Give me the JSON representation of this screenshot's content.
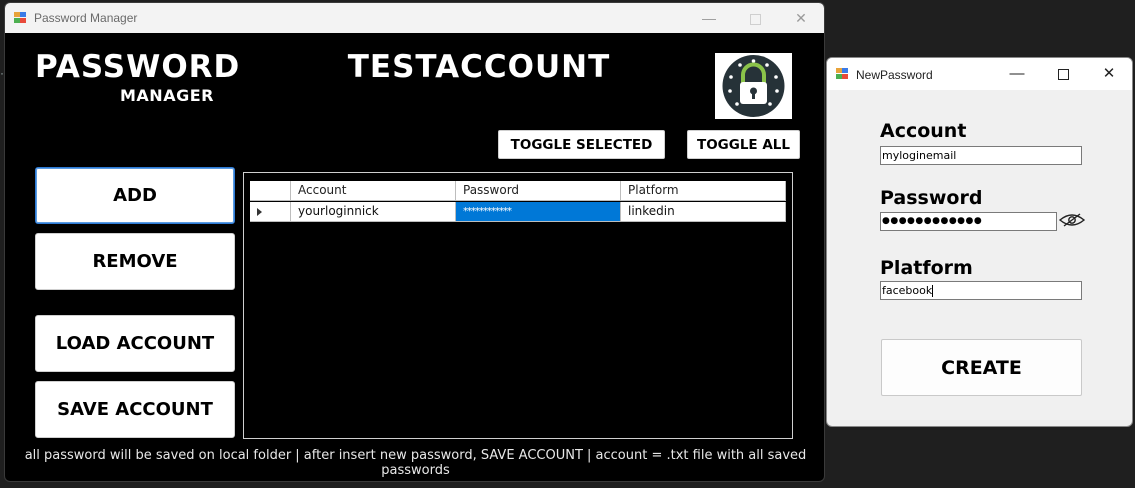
{
  "main_window": {
    "title": "Password Manager",
    "brand_title": "PASSWORD",
    "brand_subtitle": "MANAGER",
    "account_name": "TESTACCOUNT",
    "account_underline": "_ _ _ _ _ _ _ _ _ _ _ _ _ _ _ _ _ _ _ _ _ _ _",
    "toggle_selected_label": "TOGGLE SELECTED",
    "toggle_all_label": "TOGGLE ALL",
    "side_buttons": {
      "add": "ADD",
      "remove": "REMOVE",
      "load_account": "LOAD ACCOUNT",
      "save_account": "SAVE ACCOUNT"
    },
    "grid": {
      "headers": [
        "Account",
        "Password",
        "Platform"
      ],
      "rows": [
        {
          "account": "yourloginnick",
          "password": "************",
          "platform": "linkedin"
        }
      ]
    },
    "footer_note": "all password will be saved on local folder | after insert new password, SAVE ACCOUNT | account = .txt file with all saved passwords",
    "logo_icon": "lock-icon",
    "accent_color": "#0078d7"
  },
  "new_password_dialog": {
    "title": "NewPassword",
    "account_label": "Account",
    "account_value": "myloginemail",
    "password_label": "Password",
    "password_value": "●●●●●●●●●●●●",
    "platform_label": "Platform",
    "platform_value": "facebook",
    "create_label": "CREATE",
    "reveal_icon": "eye-slash-icon"
  },
  "window_controls": {
    "minimize": "—",
    "close": "✕"
  }
}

◆ ◆ ◆ ◆

REQUIREMENTS
Write out the records above exactly as they appear, leaving out any pictures.

SOLUTION
Give me the JSON representation of this screenshot's content.
{
  "main_window": {
    "title": "Password Manager",
    "brand_title": "PASSWORD",
    "brand_subtitle": "MANAGER",
    "account_name": "TESTACCOUNT",
    "account_underline": "_ _ _ _ _ _ _ _ _ _ _ _ _ _ _ _ _ _ _ _ _ _ _",
    "toggle_selected_label": "TOGGLE SELECTED",
    "toggle_all_label": "TOGGLE ALL",
    "side_buttons": {
      "add": "ADD",
      "remove": "REMOVE",
      "load_account": "LOAD ACCOUNT",
      "save_account": "SAVE ACCOUNT"
    },
    "grid": {
      "headers": [
        "Account",
        "Password",
        "Platform"
      ],
      "rows": [
        {
          "account": "yourloginnick",
          "password": "************",
          "platform": "linkedin"
        }
      ]
    },
    "footer_note": "all password will be saved on local folder | after insert new password, SAVE ACCOUNT | account = .txt file with all saved passwords",
    "logo_icon": "lock-icon",
    "accent_color": "#0078d7"
  },
  "new_password_dialog": {
    "title": "NewPassword",
    "account_label": "Account",
    "account_value": "myloginemail",
    "password_label": "Password",
    "password_value": "●●●●●●●●●●●●",
    "platform_label": "Platform",
    "platform_value": "facebook",
    "create_label": "CREATE",
    "reveal_icon": "eye-slash-icon"
  },
  "window_controls": {
    "minimize": "—",
    "close": "✕"
  }
}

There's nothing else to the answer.